## Directions
Extract every line from the records below that contains the word "checked".
+ + + + + + +
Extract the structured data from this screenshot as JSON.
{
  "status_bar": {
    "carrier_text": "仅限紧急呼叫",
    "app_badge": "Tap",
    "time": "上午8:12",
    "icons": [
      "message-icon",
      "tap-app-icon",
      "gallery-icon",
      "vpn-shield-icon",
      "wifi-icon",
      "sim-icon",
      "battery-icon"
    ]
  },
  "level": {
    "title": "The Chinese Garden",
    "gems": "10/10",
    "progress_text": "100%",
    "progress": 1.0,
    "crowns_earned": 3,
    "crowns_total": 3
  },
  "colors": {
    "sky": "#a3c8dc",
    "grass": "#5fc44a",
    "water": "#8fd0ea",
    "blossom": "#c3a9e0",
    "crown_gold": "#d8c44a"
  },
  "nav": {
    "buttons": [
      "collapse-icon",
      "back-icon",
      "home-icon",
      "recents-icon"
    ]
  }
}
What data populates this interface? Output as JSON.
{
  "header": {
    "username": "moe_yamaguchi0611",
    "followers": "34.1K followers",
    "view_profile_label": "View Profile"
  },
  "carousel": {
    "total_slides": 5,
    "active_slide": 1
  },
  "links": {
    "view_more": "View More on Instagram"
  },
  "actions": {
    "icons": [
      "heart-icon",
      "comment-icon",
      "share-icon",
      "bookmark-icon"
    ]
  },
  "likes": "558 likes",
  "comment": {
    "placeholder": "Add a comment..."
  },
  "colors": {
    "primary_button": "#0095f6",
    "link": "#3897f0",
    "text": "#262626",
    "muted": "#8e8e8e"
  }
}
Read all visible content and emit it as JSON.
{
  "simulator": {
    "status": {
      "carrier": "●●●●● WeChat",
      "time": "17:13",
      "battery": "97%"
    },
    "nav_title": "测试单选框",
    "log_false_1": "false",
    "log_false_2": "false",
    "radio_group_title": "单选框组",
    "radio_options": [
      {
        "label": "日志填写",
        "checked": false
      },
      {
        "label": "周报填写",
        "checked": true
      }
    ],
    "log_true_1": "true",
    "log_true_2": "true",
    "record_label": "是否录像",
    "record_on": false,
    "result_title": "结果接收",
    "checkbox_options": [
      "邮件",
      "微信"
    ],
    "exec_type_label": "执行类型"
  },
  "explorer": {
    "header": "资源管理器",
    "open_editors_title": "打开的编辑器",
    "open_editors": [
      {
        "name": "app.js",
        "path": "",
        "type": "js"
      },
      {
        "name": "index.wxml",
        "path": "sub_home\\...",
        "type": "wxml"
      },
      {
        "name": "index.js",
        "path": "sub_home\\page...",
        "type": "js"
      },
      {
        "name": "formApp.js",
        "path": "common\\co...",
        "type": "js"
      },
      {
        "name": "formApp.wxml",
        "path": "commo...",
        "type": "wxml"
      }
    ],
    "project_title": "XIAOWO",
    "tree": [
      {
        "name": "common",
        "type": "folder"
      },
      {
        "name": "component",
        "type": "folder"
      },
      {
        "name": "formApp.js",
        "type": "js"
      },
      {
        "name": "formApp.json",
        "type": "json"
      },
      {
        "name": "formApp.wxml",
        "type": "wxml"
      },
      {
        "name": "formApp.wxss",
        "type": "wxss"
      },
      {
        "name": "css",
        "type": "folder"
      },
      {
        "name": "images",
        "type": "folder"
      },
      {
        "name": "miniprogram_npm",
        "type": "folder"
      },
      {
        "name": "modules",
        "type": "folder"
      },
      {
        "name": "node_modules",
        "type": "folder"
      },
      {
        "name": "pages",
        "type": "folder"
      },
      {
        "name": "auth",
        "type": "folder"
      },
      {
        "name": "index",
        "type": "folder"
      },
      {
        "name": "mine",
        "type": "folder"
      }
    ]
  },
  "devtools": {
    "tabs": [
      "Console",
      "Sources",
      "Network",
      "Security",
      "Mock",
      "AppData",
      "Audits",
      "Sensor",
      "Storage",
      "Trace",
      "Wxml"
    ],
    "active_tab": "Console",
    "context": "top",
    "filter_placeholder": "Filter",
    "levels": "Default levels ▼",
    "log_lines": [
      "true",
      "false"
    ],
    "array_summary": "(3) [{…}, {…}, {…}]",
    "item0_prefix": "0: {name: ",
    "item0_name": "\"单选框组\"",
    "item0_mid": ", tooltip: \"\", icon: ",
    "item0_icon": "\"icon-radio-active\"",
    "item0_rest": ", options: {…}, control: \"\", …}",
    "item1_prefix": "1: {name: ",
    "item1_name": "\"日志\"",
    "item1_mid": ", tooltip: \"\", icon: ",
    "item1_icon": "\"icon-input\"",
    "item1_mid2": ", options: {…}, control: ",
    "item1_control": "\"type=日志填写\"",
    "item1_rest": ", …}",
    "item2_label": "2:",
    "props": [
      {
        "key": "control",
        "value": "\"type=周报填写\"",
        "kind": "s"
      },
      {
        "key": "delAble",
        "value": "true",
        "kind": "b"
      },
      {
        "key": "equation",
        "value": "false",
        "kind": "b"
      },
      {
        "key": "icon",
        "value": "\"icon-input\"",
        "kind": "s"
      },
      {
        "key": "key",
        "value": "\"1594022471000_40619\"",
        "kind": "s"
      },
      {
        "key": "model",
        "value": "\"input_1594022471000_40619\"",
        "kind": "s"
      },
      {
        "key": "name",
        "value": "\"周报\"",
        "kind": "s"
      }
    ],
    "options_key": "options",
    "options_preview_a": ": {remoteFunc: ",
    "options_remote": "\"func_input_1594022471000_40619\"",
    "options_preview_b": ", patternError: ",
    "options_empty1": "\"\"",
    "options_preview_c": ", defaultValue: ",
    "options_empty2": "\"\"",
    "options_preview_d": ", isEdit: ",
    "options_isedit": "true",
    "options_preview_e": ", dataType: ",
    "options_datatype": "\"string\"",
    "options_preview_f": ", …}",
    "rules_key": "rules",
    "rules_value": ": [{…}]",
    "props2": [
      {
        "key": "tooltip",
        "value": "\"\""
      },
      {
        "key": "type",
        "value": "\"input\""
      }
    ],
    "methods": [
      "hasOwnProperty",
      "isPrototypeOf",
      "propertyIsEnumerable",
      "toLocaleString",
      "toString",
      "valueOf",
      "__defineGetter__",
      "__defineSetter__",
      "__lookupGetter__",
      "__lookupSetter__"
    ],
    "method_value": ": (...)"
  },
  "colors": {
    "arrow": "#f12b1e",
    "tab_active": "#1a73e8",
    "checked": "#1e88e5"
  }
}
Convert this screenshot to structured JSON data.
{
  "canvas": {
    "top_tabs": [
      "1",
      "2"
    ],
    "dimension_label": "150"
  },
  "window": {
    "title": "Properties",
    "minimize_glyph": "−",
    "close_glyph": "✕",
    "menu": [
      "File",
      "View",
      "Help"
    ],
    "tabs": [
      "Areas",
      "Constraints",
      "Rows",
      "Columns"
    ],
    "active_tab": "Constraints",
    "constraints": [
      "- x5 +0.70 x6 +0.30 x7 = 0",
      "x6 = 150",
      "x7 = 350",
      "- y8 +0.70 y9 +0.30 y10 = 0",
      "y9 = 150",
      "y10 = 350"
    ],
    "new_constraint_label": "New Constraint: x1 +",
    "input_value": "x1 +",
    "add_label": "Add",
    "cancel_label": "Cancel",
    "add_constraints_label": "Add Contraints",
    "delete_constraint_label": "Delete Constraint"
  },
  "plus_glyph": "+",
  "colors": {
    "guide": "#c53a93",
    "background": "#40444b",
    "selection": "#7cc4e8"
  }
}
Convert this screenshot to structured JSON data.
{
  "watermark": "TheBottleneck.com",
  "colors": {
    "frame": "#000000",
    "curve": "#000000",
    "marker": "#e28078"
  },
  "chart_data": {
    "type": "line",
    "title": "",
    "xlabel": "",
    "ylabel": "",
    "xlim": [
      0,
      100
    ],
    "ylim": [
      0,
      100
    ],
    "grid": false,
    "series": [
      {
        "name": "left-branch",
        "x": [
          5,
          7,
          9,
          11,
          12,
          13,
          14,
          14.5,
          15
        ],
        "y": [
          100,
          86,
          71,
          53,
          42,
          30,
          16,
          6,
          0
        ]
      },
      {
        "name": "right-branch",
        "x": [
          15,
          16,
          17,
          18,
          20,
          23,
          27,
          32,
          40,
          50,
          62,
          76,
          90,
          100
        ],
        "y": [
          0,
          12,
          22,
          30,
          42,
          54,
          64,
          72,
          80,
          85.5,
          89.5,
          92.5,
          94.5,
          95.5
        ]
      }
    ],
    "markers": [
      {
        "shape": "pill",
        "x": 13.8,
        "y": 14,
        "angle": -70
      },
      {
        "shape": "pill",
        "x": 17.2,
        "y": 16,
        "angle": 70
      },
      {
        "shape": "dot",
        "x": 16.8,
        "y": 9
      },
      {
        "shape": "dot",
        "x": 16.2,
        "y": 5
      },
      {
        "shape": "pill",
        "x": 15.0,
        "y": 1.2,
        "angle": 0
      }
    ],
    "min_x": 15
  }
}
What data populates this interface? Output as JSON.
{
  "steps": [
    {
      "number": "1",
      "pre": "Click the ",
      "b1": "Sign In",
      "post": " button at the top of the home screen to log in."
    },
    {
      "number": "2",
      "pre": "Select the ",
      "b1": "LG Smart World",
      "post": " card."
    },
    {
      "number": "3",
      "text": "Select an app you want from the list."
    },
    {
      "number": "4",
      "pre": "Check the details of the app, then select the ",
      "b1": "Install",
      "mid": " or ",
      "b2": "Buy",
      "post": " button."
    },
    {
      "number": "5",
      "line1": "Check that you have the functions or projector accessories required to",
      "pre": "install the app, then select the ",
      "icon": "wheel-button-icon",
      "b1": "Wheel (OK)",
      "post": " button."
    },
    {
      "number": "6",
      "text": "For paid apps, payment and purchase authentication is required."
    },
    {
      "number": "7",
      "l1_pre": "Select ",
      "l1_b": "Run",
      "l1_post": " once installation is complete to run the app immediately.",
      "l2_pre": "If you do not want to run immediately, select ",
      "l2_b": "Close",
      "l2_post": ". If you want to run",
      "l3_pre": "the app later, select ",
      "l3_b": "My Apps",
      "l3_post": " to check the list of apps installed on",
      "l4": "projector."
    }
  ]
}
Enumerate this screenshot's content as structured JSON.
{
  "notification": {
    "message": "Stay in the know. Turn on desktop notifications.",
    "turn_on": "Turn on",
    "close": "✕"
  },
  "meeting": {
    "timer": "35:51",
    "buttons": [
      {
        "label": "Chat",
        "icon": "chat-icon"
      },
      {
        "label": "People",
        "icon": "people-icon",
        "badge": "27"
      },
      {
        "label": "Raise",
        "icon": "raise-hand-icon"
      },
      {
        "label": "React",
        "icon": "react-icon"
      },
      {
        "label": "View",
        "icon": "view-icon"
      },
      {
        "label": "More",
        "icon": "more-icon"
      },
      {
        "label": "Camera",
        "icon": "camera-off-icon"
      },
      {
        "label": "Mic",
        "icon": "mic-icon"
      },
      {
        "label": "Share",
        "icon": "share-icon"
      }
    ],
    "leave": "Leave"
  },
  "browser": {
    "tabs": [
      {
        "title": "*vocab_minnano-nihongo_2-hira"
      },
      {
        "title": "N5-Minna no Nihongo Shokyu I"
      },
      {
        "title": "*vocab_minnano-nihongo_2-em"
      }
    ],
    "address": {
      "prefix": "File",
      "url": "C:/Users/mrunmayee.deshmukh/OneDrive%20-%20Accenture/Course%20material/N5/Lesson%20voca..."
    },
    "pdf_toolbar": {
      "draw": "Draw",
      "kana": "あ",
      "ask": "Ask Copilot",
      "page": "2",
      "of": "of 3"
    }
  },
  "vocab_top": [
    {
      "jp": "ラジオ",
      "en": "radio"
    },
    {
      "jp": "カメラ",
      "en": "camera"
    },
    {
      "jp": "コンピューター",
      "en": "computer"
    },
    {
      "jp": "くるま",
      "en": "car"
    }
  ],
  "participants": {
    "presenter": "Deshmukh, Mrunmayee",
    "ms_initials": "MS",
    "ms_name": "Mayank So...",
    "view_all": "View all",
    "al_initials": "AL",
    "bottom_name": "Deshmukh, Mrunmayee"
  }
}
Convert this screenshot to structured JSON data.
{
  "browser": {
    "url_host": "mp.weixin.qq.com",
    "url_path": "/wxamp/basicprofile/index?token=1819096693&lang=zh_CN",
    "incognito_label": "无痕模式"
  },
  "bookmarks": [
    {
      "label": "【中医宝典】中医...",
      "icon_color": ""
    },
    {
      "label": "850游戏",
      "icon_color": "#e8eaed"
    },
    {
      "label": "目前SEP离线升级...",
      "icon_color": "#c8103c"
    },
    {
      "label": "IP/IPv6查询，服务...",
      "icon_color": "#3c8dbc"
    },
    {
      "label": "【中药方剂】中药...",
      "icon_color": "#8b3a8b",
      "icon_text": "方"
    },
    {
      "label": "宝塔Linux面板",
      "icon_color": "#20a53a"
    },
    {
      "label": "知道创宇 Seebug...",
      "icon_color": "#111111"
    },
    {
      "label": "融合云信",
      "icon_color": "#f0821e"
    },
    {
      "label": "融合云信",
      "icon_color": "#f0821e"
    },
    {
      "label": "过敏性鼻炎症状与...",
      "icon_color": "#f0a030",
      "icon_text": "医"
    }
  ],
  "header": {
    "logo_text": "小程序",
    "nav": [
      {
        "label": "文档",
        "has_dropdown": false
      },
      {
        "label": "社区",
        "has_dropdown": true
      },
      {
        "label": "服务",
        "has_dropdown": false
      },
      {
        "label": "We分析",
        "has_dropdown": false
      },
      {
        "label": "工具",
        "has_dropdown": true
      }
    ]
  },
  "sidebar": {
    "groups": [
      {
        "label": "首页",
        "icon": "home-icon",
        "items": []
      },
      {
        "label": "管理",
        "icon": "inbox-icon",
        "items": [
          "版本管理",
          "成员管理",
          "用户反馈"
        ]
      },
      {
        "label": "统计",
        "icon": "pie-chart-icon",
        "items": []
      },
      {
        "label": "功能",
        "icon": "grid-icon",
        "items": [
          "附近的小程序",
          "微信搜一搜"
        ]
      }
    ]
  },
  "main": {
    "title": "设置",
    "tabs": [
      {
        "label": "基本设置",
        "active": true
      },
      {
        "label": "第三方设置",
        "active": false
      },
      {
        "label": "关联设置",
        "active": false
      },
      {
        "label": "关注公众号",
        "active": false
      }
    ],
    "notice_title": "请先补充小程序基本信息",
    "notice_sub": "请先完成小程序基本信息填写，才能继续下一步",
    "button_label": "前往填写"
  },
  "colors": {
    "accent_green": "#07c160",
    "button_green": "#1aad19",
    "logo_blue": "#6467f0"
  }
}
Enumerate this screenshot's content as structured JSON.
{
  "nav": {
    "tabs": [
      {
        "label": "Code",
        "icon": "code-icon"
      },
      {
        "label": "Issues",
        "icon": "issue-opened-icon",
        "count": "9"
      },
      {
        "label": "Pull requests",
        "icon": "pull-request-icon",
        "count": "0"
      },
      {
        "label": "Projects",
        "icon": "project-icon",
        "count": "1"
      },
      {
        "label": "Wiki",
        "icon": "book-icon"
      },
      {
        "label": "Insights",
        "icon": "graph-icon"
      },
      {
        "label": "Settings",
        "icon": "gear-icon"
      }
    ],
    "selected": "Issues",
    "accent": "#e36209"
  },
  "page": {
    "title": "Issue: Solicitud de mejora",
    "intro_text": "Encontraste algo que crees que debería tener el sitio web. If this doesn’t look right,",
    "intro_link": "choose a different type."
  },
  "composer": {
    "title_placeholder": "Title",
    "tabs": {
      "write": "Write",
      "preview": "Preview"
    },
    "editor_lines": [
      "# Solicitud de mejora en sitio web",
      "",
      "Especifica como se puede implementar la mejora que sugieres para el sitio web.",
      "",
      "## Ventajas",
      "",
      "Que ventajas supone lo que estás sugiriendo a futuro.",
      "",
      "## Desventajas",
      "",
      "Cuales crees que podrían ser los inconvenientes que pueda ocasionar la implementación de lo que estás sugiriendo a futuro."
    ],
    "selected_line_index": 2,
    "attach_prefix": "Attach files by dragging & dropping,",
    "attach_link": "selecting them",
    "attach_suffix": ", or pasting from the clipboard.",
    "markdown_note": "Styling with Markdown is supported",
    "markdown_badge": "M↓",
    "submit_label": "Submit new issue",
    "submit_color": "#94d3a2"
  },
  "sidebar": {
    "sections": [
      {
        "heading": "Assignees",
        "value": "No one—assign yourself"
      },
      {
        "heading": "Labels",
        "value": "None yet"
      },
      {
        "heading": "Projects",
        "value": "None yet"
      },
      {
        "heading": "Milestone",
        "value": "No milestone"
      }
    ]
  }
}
+ + + + + + +
## Exercise result
        "checked": false
        "checked": true
    "checked": "#1e88e5"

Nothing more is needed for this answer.